>>>
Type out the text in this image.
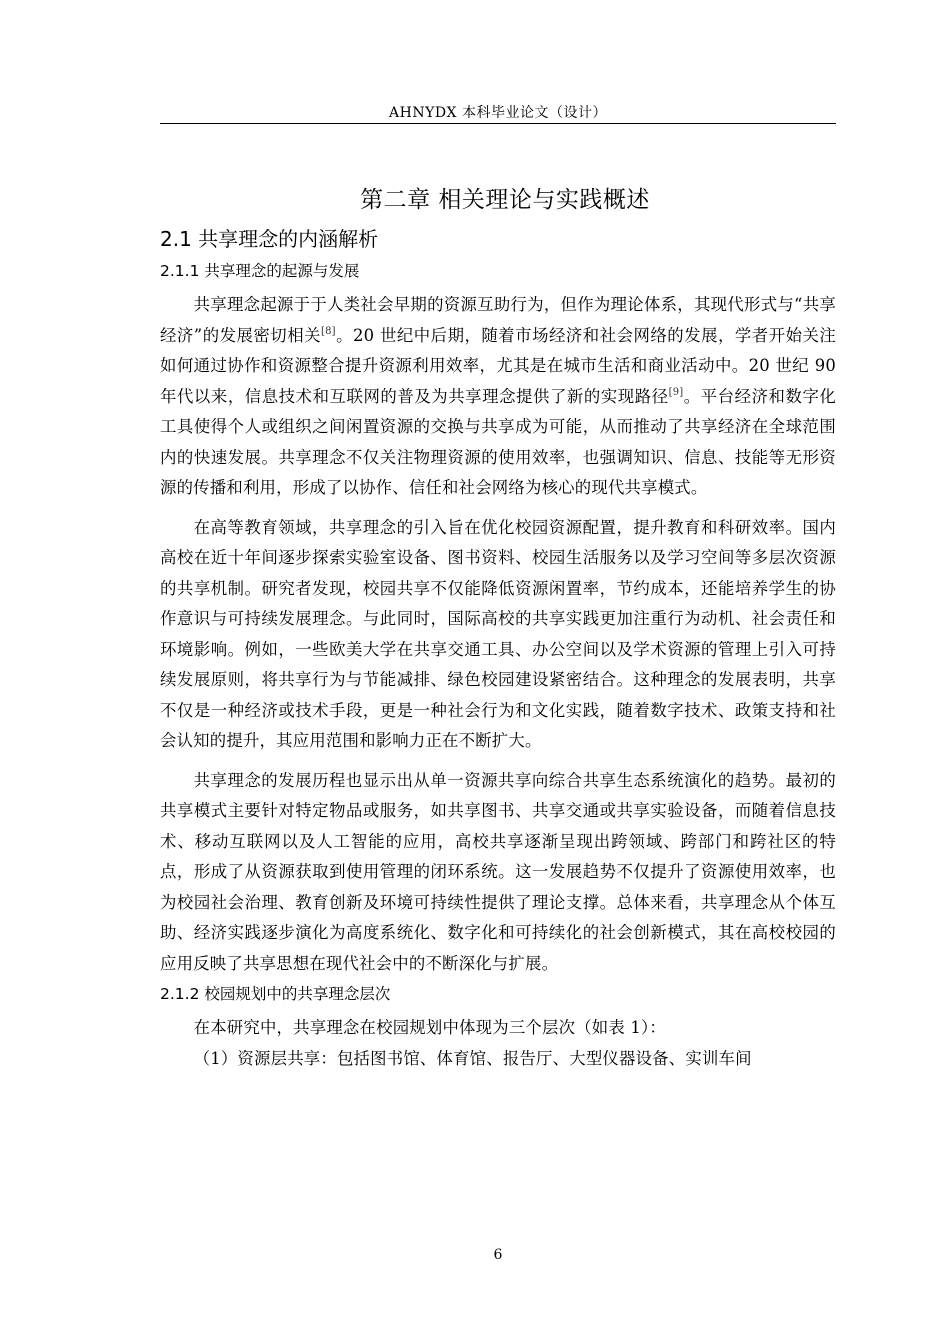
AHNYDX 本科毕业论文（设计）
第二章 相关理论与实践概述
2.1 共享理念的内涵解析
2.1.1 共享理念的起源与发展

共享理念起源于于人类社会早期的资源互助行为，但作为理论体系，其现代形式与“共享经济”的发展密切相关[8]。20 世纪中后期，随着市场经济和社会网络的发展，学者开始关注如何通过协作和资源整合提升资源利用效率，尤其是在城市生活和商业活动中。20 世纪 90 年代以来，信息技术和互联网的普及为共享理念提供了新的实现路径[9]。平台经济和数字化工具使得个人或组织之间闲置资源的交换与共享成为可能，从而推动了共享经济在全球范围内的快速发展。共享理念不仅关注物理资源的使用效率，也强调知识、信息、技能等无形资源的传播和利用，形成了以协作、信任和社会网络为核心的现代共享模式。

在高等教育领域，共享理念的引入旨在优化校园资源配置，提升教育和科研效率。国内高校在近十年间逐步探索实验室设备、图书资料、校园生活服务以及学习空间等多层次资源的共享机制。研究者发现，校园共享不仅能降低资源闲置率，节约成本，还能培养学生的协作意识与可持续发展理念。与此同时，国际高校的共享实践更加注重行为动机、社会责任和环境影响。例如，一些欧美大学在共享交通工具、办公空间以及学术资源的管理上引入可持续发展原则，将共享行为与节能减排、绿色校园建设紧密结合。这种理念的发展表明，共享不仅是一种经济或技术手段，更是一种社会行为和文化实践，随着数字技术、政策支持和社会认知的提升，其应用范围和影响力正在不断扩大。

共享理念的发展历程也显示出从单一资源共享向综合共享生态系统演化的趋势。最初的共享模式主要针对特定物品或服务，如共享图书、共享交通或共享实验设备，而随着信息技术、移动互联网以及人工智能的应用，高校共享逐渐呈现出跨领域、跨部门和跨社区的特点，形成了从资源获取到使用管理的闭环系统。这一发展趋势不仅提升了资源使用效率，也为校园社会治理、教育创新及环境可持续性提供了理论支撑。总体来看，共享理念从个体互助、经济实践逐步演化为高度系统化、数字化和可持续化的社会创新模式，其在高校校园的应用反映了共享思想在现代社会中的不断深化与扩展。

2.1.2 校园规划中的共享理念层次

在本研究中，共享理念在校园规划中体现为三个层次（如表 1）：

（1）资源层共享：包括图书馆、体育馆、报告厅、大型仪器设备、实训车间

6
<<<
» Directions for this task:
Nothing in the entries above should change when they are printed again, except that the pictures are dropped.

» Output below:
Type out the text in this image.
AHNYDX 本科毕业论文（设计）
第二章 相关理论与实践概述
2.1 共享理念的内涵解析
2.1.1 共享理念的起源与发展

共享理念起源于于人类社会早期的资源互助行为，但作为理论体系，其现代形式与“共享经济”的发展密切相关[8]。20 世纪中后期，随着市场经济和社会网络的发展，学者开始关注如何通过协作和资源整合提升资源利用效率，尤其是在城市生活和商业活动中。20 世纪 90 年代以来，信息技术和互联网的普及为共享理念提供了新的实现路径[9]。平台经济和数字化工具使得个人或组织之间闲置资源的交换与共享成为可能，从而推动了共享经济在全球范围内的快速发展。共享理念不仅关注物理资源的使用效率，也强调知识、信息、技能等无形资源的传播和利用，形成了以协作、信任和社会网络为核心的现代共享模式。

在高等教育领域，共享理念的引入旨在优化校园资源配置，提升教育和科研效率。国内高校在近十年间逐步探索实验室设备、图书资料、校园生活服务以及学习空间等多层次资源的共享机制。研究者发现，校园共享不仅能降低资源闲置率，节约成本，还能培养学生的协作意识与可持续发展理念。与此同时，国际高校的共享实践更加注重行为动机、社会责任和环境影响。例如，一些欧美大学在共享交通工具、办公空间以及学术资源的管理上引入可持续发展原则，将共享行为与节能减排、绿色校园建设紧密结合。这种理念的发展表明，共享不仅是一种经济或技术手段，更是一种社会行为和文化实践，随着数字技术、政策支持和社会认知的提升，其应用范围和影响力正在不断扩大。

共享理念的发展历程也显示出从单一资源共享向综合共享生态系统演化的趋势。最初的共享模式主要针对特定物品或服务，如共享图书、共享交通或共享实验设备，而随着信息技术、移动互联网以及人工智能的应用，高校共享逐渐呈现出跨领域、跨部门和跨社区的特点，形成了从资源获取到使用管理的闭环系统。这一发展趋势不仅提升了资源使用效率，也为校园社会治理、教育创新及环境可持续性提供了理论支撑。总体来看，共享理念从个体互助、经济实践逐步演化为高度系统化、数字化和可持续化的社会创新模式，其在高校校园的应用反映了共享思想在现代社会中的不断深化与扩展。

2.1.2 校园规划中的共享理念层次

在本研究中，共享理念在校园规划中体现为三个层次（如表 1）：

（1）资源层共享：包括图书馆、体育馆、报告厅、大型仪器设备、实训车间

6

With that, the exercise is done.